- Task details
Identify the lines that contain the string "ylabel" and copy all of them.

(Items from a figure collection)
________________________________________

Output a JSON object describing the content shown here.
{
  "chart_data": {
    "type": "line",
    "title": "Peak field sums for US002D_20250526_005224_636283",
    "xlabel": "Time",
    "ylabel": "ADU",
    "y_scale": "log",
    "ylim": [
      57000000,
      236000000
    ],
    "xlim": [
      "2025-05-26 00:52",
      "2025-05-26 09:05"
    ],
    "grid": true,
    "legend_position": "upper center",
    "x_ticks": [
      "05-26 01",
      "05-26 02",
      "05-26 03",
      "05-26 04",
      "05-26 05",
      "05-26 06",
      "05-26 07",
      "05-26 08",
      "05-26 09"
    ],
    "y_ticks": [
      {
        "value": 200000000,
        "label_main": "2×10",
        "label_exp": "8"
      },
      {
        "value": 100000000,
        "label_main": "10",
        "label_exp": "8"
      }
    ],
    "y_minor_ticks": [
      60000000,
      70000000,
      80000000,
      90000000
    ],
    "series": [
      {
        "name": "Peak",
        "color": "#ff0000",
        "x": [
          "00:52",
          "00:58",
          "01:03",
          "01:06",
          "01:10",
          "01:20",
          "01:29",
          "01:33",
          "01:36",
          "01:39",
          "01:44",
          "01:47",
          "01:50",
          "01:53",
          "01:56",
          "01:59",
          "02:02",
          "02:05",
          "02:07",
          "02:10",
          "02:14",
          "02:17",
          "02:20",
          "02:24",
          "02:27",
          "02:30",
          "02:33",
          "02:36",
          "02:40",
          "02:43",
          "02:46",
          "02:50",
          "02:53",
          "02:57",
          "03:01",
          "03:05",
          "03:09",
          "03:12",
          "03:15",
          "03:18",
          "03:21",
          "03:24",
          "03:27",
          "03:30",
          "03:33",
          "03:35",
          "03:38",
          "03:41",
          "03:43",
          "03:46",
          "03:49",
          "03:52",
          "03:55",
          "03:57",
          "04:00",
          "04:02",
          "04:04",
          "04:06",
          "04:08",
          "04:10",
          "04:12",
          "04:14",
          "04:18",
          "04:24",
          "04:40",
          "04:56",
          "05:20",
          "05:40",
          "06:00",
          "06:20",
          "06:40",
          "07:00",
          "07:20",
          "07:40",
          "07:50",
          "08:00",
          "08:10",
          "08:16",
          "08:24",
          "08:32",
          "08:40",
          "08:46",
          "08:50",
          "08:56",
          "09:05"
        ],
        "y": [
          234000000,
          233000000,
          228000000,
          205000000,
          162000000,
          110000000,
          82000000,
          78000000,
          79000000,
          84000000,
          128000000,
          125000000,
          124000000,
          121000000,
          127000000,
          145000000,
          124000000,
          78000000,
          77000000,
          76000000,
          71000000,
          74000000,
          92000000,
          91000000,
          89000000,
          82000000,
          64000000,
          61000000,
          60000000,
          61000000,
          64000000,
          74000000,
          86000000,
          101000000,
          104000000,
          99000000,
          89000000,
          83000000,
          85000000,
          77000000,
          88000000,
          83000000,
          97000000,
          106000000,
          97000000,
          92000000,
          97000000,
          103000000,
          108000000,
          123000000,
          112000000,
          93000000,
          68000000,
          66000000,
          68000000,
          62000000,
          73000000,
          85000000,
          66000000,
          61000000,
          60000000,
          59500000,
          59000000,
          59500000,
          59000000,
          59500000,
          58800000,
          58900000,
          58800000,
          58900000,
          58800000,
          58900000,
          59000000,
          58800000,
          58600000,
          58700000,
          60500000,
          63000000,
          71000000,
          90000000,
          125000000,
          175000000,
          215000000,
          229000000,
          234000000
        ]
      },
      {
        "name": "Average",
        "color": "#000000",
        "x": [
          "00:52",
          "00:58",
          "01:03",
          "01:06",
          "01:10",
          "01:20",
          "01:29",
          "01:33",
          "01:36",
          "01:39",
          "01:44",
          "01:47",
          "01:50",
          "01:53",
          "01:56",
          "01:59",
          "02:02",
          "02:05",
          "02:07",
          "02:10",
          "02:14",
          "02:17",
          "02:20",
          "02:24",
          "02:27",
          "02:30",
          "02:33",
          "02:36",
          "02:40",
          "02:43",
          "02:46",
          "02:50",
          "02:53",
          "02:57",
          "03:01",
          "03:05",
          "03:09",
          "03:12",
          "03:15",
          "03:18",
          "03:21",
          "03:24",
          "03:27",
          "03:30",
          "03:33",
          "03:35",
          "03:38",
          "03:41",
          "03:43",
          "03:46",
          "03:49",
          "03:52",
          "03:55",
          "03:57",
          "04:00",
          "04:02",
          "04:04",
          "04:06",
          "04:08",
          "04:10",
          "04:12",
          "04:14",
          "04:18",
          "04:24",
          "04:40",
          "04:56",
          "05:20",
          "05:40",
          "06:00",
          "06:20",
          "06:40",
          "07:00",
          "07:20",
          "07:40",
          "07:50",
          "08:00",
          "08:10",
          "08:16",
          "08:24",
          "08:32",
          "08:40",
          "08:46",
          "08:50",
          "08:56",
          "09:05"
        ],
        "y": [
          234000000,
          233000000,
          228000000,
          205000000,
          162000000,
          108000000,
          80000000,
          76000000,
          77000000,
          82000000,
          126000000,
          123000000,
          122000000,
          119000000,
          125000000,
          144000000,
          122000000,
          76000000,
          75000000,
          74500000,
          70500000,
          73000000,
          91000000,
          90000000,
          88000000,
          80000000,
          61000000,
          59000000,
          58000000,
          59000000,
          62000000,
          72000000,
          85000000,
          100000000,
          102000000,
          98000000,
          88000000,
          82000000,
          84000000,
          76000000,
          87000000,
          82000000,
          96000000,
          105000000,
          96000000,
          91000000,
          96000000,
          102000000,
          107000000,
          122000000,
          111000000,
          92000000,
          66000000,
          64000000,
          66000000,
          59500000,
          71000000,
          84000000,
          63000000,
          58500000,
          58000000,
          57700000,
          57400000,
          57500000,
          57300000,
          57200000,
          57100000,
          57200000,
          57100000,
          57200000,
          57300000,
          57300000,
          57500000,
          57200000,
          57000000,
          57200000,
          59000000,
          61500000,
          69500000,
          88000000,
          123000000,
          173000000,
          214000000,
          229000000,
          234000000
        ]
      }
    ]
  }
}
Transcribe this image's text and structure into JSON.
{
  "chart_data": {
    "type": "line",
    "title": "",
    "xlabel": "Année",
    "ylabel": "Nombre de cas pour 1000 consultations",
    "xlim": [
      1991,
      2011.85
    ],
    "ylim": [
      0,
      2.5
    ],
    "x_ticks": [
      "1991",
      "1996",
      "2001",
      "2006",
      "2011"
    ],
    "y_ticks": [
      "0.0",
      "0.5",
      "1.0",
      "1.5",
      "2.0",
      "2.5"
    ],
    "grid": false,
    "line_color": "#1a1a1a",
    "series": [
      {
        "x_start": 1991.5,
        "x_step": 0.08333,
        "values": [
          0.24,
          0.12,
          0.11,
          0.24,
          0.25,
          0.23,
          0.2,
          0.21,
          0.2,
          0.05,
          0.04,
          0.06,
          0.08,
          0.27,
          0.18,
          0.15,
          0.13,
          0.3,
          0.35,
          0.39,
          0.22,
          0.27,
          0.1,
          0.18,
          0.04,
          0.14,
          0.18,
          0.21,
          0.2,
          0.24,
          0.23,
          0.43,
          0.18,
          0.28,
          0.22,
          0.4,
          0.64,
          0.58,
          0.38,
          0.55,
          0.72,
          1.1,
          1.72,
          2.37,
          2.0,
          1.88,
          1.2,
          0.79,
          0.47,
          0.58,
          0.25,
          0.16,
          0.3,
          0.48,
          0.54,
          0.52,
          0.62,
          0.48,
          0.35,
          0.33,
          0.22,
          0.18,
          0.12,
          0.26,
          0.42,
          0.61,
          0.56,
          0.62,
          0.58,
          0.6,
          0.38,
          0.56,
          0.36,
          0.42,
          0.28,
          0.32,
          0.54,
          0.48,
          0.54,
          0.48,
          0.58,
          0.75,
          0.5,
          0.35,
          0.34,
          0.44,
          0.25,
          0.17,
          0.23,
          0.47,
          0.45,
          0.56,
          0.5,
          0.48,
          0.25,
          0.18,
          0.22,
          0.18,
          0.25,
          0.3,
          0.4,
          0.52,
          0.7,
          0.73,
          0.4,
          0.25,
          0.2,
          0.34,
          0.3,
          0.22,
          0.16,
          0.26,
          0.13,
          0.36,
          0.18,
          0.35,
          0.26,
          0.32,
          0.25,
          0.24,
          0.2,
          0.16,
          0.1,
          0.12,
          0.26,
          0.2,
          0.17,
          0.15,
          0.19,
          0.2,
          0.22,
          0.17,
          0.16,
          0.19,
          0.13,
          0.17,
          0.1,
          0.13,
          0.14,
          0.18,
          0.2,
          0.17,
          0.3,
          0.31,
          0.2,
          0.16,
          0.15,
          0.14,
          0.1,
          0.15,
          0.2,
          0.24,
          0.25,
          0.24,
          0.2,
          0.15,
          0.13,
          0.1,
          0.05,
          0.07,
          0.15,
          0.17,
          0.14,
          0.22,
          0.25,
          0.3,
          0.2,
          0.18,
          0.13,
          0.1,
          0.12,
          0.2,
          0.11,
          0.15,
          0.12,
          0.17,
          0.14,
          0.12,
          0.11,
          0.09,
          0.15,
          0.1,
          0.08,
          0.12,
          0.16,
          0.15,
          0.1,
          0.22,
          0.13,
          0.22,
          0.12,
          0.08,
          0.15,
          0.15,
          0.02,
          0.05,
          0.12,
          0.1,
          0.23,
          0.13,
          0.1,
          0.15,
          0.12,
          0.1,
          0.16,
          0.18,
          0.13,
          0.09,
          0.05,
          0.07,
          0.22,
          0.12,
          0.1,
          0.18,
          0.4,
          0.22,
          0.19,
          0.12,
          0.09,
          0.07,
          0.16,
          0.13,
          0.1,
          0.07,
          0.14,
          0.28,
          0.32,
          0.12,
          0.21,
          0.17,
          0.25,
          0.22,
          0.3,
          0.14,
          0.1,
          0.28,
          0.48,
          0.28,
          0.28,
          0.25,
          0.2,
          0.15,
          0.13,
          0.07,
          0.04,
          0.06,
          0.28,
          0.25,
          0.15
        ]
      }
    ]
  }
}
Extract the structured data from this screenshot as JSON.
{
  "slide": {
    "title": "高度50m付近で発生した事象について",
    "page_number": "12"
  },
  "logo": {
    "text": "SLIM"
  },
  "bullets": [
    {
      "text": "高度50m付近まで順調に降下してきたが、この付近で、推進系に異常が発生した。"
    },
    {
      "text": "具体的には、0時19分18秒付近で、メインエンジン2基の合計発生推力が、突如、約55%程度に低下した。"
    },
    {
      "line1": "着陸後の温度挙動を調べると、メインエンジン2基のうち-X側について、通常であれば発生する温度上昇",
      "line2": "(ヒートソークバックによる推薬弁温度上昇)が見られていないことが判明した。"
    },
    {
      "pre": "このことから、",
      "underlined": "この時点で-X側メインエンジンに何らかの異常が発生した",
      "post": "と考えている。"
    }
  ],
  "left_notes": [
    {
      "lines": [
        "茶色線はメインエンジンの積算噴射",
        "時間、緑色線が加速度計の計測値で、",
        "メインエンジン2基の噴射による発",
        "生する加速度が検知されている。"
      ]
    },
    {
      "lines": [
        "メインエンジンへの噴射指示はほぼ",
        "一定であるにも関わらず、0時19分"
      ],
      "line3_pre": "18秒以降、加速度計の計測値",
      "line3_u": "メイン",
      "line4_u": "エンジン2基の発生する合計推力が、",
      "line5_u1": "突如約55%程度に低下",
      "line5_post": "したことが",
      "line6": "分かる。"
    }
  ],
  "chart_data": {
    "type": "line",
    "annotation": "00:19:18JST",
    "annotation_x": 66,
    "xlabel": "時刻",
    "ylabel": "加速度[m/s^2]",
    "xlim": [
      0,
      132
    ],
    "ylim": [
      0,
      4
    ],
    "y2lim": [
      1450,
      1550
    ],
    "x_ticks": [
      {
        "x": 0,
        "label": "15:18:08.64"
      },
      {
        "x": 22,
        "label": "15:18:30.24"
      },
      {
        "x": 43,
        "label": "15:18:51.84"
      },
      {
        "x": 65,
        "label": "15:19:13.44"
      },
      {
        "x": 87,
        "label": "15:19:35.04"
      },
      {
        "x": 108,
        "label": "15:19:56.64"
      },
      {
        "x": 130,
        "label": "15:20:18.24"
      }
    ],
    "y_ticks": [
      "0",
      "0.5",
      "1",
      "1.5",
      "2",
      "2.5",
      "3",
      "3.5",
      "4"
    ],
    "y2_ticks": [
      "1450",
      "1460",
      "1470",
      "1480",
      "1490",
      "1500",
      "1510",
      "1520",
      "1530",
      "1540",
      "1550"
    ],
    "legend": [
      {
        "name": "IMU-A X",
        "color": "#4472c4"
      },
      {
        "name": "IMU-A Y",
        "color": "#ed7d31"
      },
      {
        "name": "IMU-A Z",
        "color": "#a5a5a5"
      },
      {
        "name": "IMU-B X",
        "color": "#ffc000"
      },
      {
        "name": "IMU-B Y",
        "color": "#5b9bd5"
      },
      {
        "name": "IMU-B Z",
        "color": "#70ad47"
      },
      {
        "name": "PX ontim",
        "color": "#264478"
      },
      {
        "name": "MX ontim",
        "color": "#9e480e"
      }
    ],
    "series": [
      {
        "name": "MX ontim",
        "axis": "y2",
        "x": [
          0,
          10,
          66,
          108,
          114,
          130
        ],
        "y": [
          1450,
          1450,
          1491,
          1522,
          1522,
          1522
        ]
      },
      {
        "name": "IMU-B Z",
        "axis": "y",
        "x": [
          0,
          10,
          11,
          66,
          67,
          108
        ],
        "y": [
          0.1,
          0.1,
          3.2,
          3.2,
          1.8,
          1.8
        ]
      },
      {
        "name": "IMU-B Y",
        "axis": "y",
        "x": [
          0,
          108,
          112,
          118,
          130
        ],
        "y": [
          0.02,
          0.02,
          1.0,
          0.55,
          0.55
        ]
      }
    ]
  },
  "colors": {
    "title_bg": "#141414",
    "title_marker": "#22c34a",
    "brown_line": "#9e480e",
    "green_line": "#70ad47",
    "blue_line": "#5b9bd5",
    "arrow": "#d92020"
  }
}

________________________________________

- Response to the exercise
    "ylabel": "ADU",
    "ylabel": "Nombre de cas pour 1000 consultations",
    "ylabel": "加速度[m/s^2]",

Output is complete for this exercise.